Aim of the exercise: In the forum excerpt about robots and animal gait, what happens to Big Dog at the point where the video is linked?

Excerpted text:
## begin

Can you justify that? CV systems can track motion, detect objects, do OCR,
etc. I don't know much about rats, but I'd imagine that modern CV systems are
more powerful than rats.

>An animal can learn a new gait if it loses a leg. As far as I'm aware, no
robot can do that. I was giving examples of what mice can do, not of
consciousness.

Uh, okay. If you want to see organic-looking gait, look up Big Dog. Here's a
video, deep linked to a part where it stumbles on ice and regains its balance:
<http://www.youtube.com/watch?v=cHJJQ0zNNOM#t=1m25s>. In general, neural nets
often exhibit organic-seeming behavior. In any case, I don't think that
mammalian joint structure (which, and I'm just guessing here, is probably what
creates the kind of motion we think of as organic) has anything to do with
consciousness.

## end

Raw records:
## begin

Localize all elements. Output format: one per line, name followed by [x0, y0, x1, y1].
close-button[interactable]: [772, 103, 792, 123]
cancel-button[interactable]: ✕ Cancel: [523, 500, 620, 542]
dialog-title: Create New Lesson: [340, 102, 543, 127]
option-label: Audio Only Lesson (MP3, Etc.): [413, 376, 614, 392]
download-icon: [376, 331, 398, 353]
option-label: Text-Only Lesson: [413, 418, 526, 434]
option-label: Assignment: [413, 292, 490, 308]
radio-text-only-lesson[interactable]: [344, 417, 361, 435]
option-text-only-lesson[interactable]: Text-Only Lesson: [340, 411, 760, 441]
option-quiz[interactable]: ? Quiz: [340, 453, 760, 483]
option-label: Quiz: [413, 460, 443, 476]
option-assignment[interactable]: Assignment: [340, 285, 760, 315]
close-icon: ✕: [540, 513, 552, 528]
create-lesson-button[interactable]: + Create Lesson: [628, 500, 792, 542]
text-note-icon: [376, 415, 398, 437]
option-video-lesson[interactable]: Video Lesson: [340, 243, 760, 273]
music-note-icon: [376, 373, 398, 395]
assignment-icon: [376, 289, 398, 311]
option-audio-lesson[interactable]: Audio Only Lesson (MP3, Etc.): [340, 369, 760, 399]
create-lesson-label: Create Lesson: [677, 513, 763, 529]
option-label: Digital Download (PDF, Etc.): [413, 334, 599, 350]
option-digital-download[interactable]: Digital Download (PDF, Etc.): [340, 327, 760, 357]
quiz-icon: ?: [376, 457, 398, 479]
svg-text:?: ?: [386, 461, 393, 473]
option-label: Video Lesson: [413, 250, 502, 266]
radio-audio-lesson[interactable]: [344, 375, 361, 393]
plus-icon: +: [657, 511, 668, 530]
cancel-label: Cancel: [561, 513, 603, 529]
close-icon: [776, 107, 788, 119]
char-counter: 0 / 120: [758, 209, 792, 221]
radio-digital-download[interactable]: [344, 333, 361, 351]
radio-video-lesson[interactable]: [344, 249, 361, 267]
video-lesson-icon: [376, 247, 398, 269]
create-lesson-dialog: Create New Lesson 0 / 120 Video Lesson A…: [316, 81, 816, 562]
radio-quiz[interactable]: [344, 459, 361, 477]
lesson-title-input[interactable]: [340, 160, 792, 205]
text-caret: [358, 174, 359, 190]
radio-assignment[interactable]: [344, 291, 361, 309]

## end

Task solution: It stumbles on ice and regains its balance.